• **The records**
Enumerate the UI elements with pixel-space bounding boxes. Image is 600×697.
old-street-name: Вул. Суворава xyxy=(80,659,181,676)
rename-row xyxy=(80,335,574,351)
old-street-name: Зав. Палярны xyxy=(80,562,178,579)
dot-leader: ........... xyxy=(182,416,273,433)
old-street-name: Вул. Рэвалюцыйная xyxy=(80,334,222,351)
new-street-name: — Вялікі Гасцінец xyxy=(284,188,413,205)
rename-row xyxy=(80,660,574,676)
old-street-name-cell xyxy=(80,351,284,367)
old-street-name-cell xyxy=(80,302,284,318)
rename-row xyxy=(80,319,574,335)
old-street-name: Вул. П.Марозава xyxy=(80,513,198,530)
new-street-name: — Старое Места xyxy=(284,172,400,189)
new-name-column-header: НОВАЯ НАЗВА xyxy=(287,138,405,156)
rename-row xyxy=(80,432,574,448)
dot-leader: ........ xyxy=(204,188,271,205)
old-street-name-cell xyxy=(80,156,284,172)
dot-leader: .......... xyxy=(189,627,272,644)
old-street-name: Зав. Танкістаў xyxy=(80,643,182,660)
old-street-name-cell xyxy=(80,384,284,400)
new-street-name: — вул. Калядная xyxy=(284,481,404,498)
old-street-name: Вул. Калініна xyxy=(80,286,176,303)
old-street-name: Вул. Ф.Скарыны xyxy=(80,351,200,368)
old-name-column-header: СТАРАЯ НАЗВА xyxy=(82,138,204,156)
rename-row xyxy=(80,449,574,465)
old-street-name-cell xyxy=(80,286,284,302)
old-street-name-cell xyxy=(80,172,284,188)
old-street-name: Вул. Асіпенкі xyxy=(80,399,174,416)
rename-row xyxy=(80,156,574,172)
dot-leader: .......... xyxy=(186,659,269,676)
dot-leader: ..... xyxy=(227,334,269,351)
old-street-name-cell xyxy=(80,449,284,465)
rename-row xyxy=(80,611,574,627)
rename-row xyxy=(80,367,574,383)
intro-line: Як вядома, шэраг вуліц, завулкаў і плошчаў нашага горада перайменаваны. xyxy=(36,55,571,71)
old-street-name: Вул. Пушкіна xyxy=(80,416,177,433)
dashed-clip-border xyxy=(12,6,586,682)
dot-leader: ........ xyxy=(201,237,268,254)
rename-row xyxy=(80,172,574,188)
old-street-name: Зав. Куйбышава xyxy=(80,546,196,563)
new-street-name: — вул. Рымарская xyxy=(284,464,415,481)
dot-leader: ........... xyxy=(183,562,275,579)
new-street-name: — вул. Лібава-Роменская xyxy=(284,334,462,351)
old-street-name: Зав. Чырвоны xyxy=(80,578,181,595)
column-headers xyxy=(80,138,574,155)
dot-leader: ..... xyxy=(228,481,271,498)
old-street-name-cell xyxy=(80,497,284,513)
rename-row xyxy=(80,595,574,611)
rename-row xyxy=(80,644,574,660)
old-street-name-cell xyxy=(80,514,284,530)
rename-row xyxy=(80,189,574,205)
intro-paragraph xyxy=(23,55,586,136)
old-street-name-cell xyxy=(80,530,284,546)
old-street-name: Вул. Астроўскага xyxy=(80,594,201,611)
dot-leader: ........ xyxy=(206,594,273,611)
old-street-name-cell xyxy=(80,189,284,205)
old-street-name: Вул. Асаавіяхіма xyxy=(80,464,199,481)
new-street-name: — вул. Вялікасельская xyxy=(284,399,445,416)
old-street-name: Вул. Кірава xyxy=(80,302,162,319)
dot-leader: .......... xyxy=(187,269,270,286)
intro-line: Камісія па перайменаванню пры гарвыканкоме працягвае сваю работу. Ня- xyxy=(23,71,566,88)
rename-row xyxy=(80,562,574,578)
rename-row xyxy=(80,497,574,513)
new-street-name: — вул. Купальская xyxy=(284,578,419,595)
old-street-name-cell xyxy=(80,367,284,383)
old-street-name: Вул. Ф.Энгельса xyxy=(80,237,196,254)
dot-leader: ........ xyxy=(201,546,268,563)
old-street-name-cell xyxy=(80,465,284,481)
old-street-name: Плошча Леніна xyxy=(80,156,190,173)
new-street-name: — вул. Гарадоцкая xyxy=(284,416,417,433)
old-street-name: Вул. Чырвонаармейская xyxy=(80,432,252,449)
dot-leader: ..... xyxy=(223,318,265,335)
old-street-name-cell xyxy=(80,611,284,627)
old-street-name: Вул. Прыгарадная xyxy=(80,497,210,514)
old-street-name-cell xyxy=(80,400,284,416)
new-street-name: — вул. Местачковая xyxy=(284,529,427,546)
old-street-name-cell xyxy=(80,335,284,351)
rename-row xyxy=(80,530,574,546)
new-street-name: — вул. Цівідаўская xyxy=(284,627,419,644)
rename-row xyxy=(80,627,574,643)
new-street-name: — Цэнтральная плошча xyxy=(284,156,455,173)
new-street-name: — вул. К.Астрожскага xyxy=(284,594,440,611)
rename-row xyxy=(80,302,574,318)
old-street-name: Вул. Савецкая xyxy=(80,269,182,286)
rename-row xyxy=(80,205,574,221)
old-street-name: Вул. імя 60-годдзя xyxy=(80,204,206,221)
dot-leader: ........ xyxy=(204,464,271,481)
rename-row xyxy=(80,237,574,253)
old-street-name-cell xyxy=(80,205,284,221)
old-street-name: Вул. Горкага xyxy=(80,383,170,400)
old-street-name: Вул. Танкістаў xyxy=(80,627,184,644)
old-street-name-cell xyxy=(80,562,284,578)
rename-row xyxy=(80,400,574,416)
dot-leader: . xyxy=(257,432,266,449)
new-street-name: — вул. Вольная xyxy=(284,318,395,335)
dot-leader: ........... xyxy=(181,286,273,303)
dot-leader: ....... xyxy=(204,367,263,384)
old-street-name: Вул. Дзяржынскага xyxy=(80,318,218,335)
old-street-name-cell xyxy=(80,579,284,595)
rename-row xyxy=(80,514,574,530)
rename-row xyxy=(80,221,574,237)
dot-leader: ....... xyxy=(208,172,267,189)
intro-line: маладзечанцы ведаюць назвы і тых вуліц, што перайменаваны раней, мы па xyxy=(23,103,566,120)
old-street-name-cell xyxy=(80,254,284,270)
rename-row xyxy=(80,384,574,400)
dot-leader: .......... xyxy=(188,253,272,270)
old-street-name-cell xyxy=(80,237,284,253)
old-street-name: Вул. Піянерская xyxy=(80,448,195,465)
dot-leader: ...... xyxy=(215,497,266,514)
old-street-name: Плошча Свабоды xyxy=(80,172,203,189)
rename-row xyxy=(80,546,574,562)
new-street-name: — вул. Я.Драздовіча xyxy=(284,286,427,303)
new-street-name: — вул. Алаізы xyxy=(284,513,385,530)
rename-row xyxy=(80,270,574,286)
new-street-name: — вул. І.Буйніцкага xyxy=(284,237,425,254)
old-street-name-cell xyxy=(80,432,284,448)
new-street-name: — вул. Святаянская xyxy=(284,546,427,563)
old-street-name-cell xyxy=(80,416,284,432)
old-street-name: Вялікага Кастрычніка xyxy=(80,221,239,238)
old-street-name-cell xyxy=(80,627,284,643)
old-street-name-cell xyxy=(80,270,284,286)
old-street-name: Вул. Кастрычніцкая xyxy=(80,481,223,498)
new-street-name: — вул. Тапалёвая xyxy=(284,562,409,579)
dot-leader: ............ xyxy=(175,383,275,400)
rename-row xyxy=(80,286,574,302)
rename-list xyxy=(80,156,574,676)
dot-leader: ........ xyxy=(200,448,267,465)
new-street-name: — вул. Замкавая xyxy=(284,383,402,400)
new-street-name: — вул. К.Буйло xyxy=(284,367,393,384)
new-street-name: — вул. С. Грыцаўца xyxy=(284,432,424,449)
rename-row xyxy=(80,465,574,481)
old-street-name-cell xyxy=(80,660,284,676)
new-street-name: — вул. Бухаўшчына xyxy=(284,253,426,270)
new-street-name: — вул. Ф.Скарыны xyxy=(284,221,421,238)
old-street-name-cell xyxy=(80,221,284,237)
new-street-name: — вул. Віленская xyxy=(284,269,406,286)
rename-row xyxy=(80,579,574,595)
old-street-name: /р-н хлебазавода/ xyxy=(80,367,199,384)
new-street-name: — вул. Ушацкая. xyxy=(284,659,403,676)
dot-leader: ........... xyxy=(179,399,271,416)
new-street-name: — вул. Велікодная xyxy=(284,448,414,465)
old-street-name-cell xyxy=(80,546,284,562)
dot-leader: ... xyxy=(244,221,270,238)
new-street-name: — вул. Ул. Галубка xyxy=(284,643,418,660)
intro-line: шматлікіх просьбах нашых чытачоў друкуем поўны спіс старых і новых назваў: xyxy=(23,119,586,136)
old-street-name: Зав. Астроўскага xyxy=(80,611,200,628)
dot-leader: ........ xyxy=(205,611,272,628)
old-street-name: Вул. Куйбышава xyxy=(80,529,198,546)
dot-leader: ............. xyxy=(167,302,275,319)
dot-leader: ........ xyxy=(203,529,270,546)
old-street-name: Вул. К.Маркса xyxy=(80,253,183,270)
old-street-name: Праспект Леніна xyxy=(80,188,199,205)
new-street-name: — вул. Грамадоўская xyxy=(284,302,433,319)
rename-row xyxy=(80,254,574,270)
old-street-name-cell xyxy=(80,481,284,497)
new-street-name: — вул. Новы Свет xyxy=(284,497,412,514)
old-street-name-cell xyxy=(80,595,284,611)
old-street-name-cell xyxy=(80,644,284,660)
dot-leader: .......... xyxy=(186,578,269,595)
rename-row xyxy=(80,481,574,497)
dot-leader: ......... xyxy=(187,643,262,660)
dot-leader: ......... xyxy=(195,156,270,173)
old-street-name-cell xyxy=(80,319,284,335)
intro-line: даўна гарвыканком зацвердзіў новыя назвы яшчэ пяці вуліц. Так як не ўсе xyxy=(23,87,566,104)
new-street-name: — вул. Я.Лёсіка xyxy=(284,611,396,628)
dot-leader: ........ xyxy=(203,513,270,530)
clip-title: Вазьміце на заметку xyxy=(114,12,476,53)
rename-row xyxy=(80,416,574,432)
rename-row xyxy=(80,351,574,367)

• **Task to complete**
Quote these lines word for word, from the first line of the records through the line that contains "old-street-name-cell xyxy=(80,172,284,188)", including that line.

• **Response to this task**
Enumerate the UI elements with pixel-space bounding boxes. Image is 600×697.
old-street-name: Вул. Суворава xyxy=(80,659,181,676)
rename-row xyxy=(80,335,574,351)
old-street-name: Зав. Палярны xyxy=(80,562,178,579)
dot-leader: ........... xyxy=(182,416,273,433)
old-street-name: Вул. Рэвалюцыйная xyxy=(80,334,222,351)
new-street-name: — Вялікі Гасцінец xyxy=(284,188,413,205)
rename-row xyxy=(80,660,574,676)
old-street-name-cell xyxy=(80,351,284,367)
old-street-name-cell xyxy=(80,302,284,318)
rename-row xyxy=(80,319,574,335)
old-street-name: Вул. П.Марозава xyxy=(80,513,198,530)
new-street-name: — Старое Места xyxy=(284,172,400,189)
new-name-column-header: НОВАЯ НАЗВА xyxy=(287,138,405,156)
rename-row xyxy=(80,432,574,448)
dot-leader: ........ xyxy=(204,188,271,205)
old-street-name-cell xyxy=(80,156,284,172)
dot-leader: .......... xyxy=(189,627,272,644)
old-street-name: Зав. Танкістаў xyxy=(80,643,182,660)
old-street-name-cell xyxy=(80,384,284,400)
new-street-name: — вул. Калядная xyxy=(284,481,404,498)
old-street-name: Вул. Калініна xyxy=(80,286,176,303)
old-street-name: Вул. Ф.Скарыны xyxy=(80,351,200,368)
old-name-column-header: СТАРАЯ НАЗВА xyxy=(82,138,204,156)
rename-row xyxy=(80,449,574,465)
old-street-name-cell xyxy=(80,286,284,302)
old-street-name-cell xyxy=(80,172,284,188)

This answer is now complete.